▶ [GIVEN EXERCISE]:
Please return the full listing below without altering anything.
━━━━━━━━━━━━━━━━
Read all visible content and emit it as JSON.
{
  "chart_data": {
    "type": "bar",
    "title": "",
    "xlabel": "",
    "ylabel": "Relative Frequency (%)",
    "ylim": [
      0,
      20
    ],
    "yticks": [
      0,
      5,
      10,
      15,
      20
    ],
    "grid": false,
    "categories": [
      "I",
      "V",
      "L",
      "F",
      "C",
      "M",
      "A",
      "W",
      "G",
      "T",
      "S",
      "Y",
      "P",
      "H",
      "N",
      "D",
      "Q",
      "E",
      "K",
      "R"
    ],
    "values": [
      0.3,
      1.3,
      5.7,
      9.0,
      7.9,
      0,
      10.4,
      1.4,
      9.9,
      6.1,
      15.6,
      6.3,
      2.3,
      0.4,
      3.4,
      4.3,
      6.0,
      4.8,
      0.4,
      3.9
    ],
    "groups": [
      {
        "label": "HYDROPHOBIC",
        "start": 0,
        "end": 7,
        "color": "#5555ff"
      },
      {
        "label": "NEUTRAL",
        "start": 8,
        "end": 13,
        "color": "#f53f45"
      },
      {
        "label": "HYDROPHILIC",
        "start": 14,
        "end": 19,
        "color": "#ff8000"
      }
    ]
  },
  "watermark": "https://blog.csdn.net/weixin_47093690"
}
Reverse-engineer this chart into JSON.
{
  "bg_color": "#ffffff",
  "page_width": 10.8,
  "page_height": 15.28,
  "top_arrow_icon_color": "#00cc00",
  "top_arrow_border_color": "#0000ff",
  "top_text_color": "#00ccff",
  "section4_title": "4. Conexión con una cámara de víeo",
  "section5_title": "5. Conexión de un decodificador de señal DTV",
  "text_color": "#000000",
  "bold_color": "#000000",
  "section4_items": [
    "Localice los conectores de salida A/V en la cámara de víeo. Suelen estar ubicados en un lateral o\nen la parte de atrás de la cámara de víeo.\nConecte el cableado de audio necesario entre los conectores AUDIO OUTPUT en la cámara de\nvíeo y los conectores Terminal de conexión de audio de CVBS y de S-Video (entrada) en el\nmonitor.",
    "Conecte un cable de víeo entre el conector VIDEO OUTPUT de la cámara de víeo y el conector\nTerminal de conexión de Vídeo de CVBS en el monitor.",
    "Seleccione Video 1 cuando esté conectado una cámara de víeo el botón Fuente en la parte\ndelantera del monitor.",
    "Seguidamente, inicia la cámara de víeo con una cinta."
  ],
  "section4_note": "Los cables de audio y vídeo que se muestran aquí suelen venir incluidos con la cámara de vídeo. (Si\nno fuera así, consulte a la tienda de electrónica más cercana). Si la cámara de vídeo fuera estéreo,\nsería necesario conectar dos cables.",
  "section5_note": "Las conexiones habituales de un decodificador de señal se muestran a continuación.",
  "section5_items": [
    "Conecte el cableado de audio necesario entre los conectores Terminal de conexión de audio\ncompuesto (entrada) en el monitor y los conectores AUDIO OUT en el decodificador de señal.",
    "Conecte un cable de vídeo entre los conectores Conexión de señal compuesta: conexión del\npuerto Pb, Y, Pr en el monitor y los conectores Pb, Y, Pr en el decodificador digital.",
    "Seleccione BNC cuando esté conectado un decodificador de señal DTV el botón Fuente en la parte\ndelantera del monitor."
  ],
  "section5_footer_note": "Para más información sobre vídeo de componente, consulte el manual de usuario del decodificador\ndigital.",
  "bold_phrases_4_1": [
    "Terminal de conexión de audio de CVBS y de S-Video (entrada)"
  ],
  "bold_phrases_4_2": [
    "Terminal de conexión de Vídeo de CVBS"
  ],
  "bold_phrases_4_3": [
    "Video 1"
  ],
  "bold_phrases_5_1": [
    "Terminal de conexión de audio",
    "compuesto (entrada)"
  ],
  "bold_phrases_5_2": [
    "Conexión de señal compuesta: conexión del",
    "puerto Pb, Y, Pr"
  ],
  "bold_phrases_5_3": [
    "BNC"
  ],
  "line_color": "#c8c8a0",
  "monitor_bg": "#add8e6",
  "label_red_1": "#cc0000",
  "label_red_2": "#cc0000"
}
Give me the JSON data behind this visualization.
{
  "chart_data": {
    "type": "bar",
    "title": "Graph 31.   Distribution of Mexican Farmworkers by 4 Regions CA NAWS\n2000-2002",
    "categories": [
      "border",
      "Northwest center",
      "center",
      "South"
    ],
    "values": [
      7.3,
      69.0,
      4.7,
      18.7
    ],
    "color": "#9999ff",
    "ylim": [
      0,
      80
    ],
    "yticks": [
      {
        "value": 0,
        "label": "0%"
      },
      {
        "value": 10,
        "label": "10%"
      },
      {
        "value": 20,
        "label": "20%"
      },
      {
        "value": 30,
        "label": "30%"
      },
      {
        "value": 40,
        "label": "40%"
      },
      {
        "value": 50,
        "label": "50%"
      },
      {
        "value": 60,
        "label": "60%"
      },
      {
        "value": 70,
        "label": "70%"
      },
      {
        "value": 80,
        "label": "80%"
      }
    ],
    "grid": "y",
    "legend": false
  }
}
━━━━━━━━━━━━━━━━
▶ [COMPLETED TASK]:
Read all visible content and emit it as JSON.
{
  "chart_data": {
    "type": "bar",
    "title": "",
    "xlabel": "",
    "ylabel": "Relative Frequency (%)",
    "ylim": [
      0,
      20
    ],
    "yticks": [
      0,
      5,
      10,
      15,
      20
    ],
    "grid": false,
    "categories": [
      "I",
      "V",
      "L",
      "F",
      "C",
      "M",
      "A",
      "W",
      "G",
      "T",
      "S",
      "Y",
      "P",
      "H",
      "N",
      "D",
      "Q",
      "E",
      "K",
      "R"
    ],
    "values": [
      0.3,
      1.3,
      5.7,
      9.0,
      7.9,
      0,
      10.4,
      1.4,
      9.9,
      6.1,
      15.6,
      6.3,
      2.3,
      0.4,
      3.4,
      4.3,
      6.0,
      4.8,
      0.4,
      3.9
    ],
    "groups": [
      {
        "label": "HYDROPHOBIC",
        "start": 0,
        "end": 7,
        "color": "#5555ff"
      },
      {
        "label": "NEUTRAL",
        "start": 8,
        "end": 13,
        "color": "#f53f45"
      },
      {
        "label": "HYDROPHILIC",
        "start": 14,
        "end": 19,
        "color": "#ff8000"
      }
    ]
  },
  "watermark": "https://blog.csdn.net/weixin_47093690"
}
Reverse-engineer this chart into JSON.
{
  "bg_color": "#ffffff",
  "page_width": 10.8,
  "page_height": 15.28,
  "top_arrow_icon_color": "#00cc00",
  "top_arrow_border_color": "#0000ff",
  "top_text_color": "#00ccff",
  "section4_title": "4. Conexión con una cámara de víeo",
  "section5_title": "5. Conexión de un decodificador de señal DTV",
  "text_color": "#000000",
  "bold_color": "#000000",
  "section4_items": [
    "Localice los conectores de salida A/V en la cámara de víeo. Suelen estar ubicados en un lateral o\nen la parte de atrás de la cámara de víeo.\nConecte el cableado de audio necesario entre los conectores AUDIO OUTPUT en la cámara de\nvíeo y los conectores Terminal de conexión de audio de CVBS y de S-Video (entrada) en el\nmonitor.",
    "Conecte un cable de víeo entre el conector VIDEO OUTPUT de la cámara de víeo y el conector\nTerminal de conexión de Vídeo de CVBS en el monitor.",
    "Seleccione Video 1 cuando esté conectado una cámara de víeo el botón Fuente en la parte\ndelantera del monitor.",
    "Seguidamente, inicia la cámara de víeo con una cinta."
  ],
  "section4_note": "Los cables de audio y vídeo que se muestran aquí suelen venir incluidos con la cámara de vídeo. (Si\nno fuera así, consulte a la tienda de electrónica más cercana). Si la cámara de vídeo fuera estéreo,\nsería necesario conectar dos cables.",
  "section5_note": "Las conexiones habituales de un decodificador de señal se muestran a continuación.",
  "section5_items": [
    "Conecte el cableado de audio necesario entre los conectores Terminal de conexión de audio\ncompuesto (entrada) en el monitor y los conectores AUDIO OUT en el decodificador de señal.",
    "Conecte un cable de vídeo entre los conectores Conexión de señal compuesta: conexión del\npuerto Pb, Y, Pr en el monitor y los conectores Pb, Y, Pr en el decodificador digital.",
    "Seleccione BNC cuando esté conectado un decodificador de señal DTV el botón Fuente en la parte\ndelantera del monitor."
  ],
  "section5_footer_note": "Para más información sobre vídeo de componente, consulte el manual de usuario del decodificador\ndigital.",
  "bold_phrases_4_1": [
    "Terminal de conexión de audio de CVBS y de S-Video (entrada)"
  ],
  "bold_phrases_4_2": [
    "Terminal de conexión de Vídeo de CVBS"
  ],
  "bold_phrases_4_3": [
    "Video 1"
  ],
  "bold_phrases_5_1": [
    "Terminal de conexión de audio",
    "compuesto (entrada)"
  ],
  "bold_phrases_5_2": [
    "Conexión de señal compuesta: conexión del",
    "puerto Pb, Y, Pr"
  ],
  "bold_phrases_5_3": [
    "BNC"
  ],
  "line_color": "#c8c8a0",
  "monitor_bg": "#add8e6",
  "label_red_1": "#cc0000",
  "label_red_2": "#cc0000"
}
Give me the JSON data behind this visualization.
{
  "chart_data": {
    "type": "bar",
    "title": "Graph 31.   Distribution of Mexican Farmworkers by 4 Regions CA NAWS\n2000-2002",
    "categories": [
      "border",
      "Northwest center",
      "center",
      "South"
    ],
    "values": [
      7.3,
      69.0,
      4.7,
      18.7
    ],
    "color": "#9999ff",
    "ylim": [
      0,
      80
    ],
    "yticks": [
      {
        "value": 0,
        "label": "0%"
      },
      {
        "value": 10,
        "label": "10%"
      },
      {
        "value": 20,
        "label": "20%"
      },
      {
        "value": 30,
        "label": "30%"
      },
      {
        "value": 40,
        "label": "40%"
      },
      {
        "value": 50,
        "label": "50%"
      },
      {
        "value": 60,
        "label": "60%"
      },
      {
        "value": 70,
        "label": "70%"
      },
      {
        "value": 80,
        "label": "80%"
      }
    ],
    "grid": "y",
    "legend": false
  }
}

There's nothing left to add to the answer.